# TEXT PROVIDED:
Expressions of comity on the part of King Charles have not moderated Islamist hostility toward England, or the royal family. 

Sadly, King Charles’s desire for harmonious relations between Islam and the West blinds the monarch to the designs of Islamists who seek to make Islam a revolutionary political project. This blindness was on display in 2001 when he opened the London Muslim Center at the East London Mosque in 2001, which houses the Islamic Forum of Europe, a front for the Jamaat-e-Islami, the South Asian Islamist movement founded in India in 1941. He stood alongside Saudi Prince Mohamed al-Faisal-Al Saud during the ceremony.

Two years later, this mosque hosted a speech by Al Qaeda ideologue Anwar Al Awlaki, spiritual adviser to three of the 9/11 hijackers.

Prince Charles’s host at the 2001 event was Chowdhury Mueen Uddin, who was sentenced to death in absentia in Bangladesh in 2012 for the killing of Bengali intellectuals during the Bangladesh Liberation War as a member of the fundamentalist Islamist party, Jamaat-e-Islami. Uddin had been a key organiser of the UK protests against Salman Rushdie’s The Satanic Verses in 1988. The future king should never have legitimized the East London Mosque with his presence.

In 2001, Prince Charles appeared at the opening ceremonies for London Muslim Center at the East London Mosque. Two years later, the center hosted a speech by Al Qaeda ideologue Anwar Al Awlaki (pictured above). Al Awlaki was spiritual adviser to three of the 9/11 hijackers. (Photo by Greg A L via Wikimedia Commons).

Similar naiveté was evident during his 2006 speech at Al Azhar University in Egypt during which he condemned the publication of cartoons depicting Mohammed in a Danish newspaper, portraying it not as an act of free expression, but an assault on minorities in Europe.

The following year, then Prince Charles established Mosaic, a Muslim youth mentoring and empowerment programme supported by the Qatar Foundation, a charity that funds Arab language classes as part of a strategy to promote Qatari propaganda in the United States and has promoted Islamist separatism in Germany.

Charles himself appears to have been a target of such influence operations, having reportedly accepted three lots of cash totalling €3 million from Sheikh Hamad bin Jassim bin Jaber Al Thani, the former prime minister of Qatar between 2011 and 2015. The donations were intended to support a charitable trust, but it raises legitimate concerns about Charles’s judgment when it comes to issues related to Islamism. The prince’s meetings with Qatar’s former prime minister did not appear in the Court Circular, the list of official engagements undertaken by working royals.

# WHAT TO WORK ON:
1. Decide whether each statement below agrees with the passage on King Charles and Islamism. Answer yes or no for each, quoting the exact words of the passage that decide it.
(a) The Jamaat-e-Islami movement was founded in India in 1941.
(b) In his 2006 speech at Al Azhar University, Charles defended the Danish cartoons of Mohammed as free expression.
(c) Charles's meetings with Qatar's former prime minister were listed in the Court Circular.
2. Carry on the passage about King Charles and Islamism from the point where it stops.

# RECORDS SHOWN:
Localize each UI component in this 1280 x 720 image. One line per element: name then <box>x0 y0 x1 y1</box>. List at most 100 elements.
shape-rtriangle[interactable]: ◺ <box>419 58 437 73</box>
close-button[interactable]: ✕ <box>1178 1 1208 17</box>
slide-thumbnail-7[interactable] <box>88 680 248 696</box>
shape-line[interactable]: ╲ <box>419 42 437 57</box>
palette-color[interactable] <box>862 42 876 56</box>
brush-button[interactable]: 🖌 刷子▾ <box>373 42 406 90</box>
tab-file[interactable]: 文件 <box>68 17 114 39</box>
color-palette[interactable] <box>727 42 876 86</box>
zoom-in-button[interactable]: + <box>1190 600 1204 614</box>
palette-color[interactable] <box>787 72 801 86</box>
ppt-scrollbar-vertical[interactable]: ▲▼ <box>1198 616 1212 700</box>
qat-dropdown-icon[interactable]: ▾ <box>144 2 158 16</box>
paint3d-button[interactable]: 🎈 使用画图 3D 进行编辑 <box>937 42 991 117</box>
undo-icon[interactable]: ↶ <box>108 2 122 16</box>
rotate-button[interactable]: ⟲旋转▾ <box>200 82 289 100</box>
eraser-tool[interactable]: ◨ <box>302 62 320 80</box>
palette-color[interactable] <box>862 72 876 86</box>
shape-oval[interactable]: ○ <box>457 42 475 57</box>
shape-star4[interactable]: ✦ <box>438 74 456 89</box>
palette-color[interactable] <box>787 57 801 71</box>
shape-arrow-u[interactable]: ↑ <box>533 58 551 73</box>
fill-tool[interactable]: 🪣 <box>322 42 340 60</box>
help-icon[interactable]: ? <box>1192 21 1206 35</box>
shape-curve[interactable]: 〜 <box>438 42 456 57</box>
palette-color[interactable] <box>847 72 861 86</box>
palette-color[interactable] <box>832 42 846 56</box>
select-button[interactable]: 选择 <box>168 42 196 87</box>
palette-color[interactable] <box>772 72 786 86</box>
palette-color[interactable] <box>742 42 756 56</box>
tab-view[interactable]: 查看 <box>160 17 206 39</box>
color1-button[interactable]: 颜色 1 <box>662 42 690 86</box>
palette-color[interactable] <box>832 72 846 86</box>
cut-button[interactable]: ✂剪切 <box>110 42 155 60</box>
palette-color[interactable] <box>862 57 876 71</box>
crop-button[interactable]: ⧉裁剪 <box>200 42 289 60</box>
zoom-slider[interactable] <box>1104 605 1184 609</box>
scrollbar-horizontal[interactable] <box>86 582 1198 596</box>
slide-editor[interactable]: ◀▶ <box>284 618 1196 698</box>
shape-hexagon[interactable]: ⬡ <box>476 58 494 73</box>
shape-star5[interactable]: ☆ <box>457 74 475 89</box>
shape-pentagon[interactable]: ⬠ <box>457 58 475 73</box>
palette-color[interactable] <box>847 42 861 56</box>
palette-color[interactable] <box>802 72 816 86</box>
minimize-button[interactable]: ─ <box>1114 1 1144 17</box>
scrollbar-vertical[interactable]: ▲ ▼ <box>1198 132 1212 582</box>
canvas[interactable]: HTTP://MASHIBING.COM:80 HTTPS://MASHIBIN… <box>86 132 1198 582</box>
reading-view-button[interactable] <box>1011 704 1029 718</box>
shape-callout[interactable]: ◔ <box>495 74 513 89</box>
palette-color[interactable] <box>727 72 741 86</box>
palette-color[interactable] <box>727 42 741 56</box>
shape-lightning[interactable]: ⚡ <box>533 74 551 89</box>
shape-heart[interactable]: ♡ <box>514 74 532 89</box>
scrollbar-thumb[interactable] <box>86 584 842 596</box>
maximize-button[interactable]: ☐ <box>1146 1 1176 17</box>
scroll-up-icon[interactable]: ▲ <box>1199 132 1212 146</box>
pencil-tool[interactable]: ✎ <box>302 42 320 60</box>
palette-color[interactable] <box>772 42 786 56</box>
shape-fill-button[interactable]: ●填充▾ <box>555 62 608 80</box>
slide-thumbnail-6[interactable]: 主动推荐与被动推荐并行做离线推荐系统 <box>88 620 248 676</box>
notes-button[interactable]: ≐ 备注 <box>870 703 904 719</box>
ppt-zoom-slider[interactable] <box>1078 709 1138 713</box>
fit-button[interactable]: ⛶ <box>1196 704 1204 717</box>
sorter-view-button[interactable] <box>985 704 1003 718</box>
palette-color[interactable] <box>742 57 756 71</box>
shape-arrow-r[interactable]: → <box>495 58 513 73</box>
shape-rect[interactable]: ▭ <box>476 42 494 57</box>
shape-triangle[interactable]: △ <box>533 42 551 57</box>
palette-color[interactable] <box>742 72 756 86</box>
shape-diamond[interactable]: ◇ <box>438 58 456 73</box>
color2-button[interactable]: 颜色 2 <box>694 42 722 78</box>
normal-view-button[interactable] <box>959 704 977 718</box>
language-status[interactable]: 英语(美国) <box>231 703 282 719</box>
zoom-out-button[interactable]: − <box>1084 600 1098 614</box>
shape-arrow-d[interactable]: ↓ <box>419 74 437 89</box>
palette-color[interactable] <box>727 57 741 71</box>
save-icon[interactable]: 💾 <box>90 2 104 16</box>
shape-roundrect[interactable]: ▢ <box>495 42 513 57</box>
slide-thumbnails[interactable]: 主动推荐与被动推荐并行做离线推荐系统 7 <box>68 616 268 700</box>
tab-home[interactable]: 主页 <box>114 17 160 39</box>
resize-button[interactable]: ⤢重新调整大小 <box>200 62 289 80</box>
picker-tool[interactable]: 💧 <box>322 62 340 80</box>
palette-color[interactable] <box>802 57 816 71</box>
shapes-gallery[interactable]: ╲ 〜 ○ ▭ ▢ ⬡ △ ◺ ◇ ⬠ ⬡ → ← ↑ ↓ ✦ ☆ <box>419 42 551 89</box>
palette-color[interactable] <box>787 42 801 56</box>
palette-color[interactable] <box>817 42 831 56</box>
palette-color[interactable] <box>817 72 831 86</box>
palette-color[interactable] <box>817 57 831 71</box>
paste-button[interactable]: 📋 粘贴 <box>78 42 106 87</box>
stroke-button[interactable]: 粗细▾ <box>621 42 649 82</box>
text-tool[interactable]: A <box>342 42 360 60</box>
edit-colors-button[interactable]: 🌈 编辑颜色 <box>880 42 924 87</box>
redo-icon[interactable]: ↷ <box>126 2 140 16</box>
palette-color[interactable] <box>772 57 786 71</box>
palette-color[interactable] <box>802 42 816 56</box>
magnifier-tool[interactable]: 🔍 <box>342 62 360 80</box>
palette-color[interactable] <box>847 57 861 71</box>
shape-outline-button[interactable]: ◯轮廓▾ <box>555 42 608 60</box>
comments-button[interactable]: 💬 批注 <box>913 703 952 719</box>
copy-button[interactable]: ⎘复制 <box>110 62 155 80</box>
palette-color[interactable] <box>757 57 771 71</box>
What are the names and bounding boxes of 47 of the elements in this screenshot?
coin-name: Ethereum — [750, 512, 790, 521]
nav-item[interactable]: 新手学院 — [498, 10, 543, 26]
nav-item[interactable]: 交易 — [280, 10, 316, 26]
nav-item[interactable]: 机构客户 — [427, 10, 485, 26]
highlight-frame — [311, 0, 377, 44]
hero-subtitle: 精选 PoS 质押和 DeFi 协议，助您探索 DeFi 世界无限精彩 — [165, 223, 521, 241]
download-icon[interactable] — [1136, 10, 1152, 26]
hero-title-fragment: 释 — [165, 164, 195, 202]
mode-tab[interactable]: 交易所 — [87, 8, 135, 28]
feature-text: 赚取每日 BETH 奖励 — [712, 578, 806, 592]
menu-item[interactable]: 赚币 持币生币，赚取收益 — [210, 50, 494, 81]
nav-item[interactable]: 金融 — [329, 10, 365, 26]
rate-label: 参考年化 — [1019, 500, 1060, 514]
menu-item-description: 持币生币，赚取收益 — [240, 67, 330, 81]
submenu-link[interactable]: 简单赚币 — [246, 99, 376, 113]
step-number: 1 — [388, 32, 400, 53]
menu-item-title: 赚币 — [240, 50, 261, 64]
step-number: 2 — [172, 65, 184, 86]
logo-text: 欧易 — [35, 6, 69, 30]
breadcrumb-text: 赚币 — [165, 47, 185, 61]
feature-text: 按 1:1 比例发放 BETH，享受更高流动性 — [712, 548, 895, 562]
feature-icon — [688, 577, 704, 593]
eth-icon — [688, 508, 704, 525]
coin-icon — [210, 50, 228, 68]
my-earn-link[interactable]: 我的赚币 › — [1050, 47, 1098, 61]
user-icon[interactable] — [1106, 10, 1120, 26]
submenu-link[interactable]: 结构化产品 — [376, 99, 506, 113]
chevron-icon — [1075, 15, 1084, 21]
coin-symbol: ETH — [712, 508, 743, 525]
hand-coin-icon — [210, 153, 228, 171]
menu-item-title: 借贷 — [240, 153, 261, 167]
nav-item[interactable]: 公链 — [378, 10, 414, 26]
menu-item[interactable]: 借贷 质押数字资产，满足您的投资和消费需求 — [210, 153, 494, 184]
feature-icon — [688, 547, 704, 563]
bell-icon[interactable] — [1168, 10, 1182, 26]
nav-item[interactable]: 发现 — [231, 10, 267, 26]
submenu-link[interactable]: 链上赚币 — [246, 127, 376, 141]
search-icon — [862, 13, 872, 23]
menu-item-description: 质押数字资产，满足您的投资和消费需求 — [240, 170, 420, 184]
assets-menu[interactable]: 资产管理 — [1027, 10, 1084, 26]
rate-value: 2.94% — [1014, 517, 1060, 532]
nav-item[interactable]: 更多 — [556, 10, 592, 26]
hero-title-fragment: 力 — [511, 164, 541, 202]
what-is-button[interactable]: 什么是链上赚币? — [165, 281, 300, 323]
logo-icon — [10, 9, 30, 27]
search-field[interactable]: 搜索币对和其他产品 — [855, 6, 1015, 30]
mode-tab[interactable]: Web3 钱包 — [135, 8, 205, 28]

# PER-TASK OUTPUTS:
1.
(a) Yes: "the South Asian Islamist movement founded in India in 1941"
(b) No: "portraying it not as an act of free expression, but an assault on minorities in Europe"
(c) No: "did not appear in the Court Circular"

2.
Sadly, these expressions of comity on the part of King Charles have not moderated Islamist hostility toward England, or the royal family. In 2018, an Islamic State group supporter from Lancashire, Husnain Rashid, was jailed for life with a minimum of 25 years after calling for an attack on Charles’s four-year-old grandson Prince George. (Rashid had posted a photograph of the young prince at St. Thomas’s school in Battersea on a Telegram chat group super-imposed with silhouettes of two masked jihadist fighters.)

According to the BBC, Rashid had suggested that jihadists could attack British football stadiums and “and plotted to inject supermarket ice cream with poison.”

While King Charles’s scholarly interest and good will towards a faith held dear by millions of his British subjects are of undoubted benefit to a head of a pluralistic state, he should take a cool-headed approach to Islamism and listen to those with a deep understanding of both Western liberalism and this totalitarian ideology. Instead of rubbing shoulders with Islamists, King Charles III should highlight the work of reformers such as former Islamist and co-founder of the erstwhile Quilliam counter-extremism think tank Ed Husain.

In his 2021 text, Among the Mosques, Hussain warns that “Free societies can become self-destructive unless we are vigilant. We must not tolerate intolerance. For nothing less than the future of our country depends on it.”

If King Charles III wants to serve his country and the cause of peace, he must help his subjects differentiate between Islam and Islamism and encourage people to show respect for the former and combat the latter.

Hannah Baldock is a UK-based researcher on radicalization and terrorism.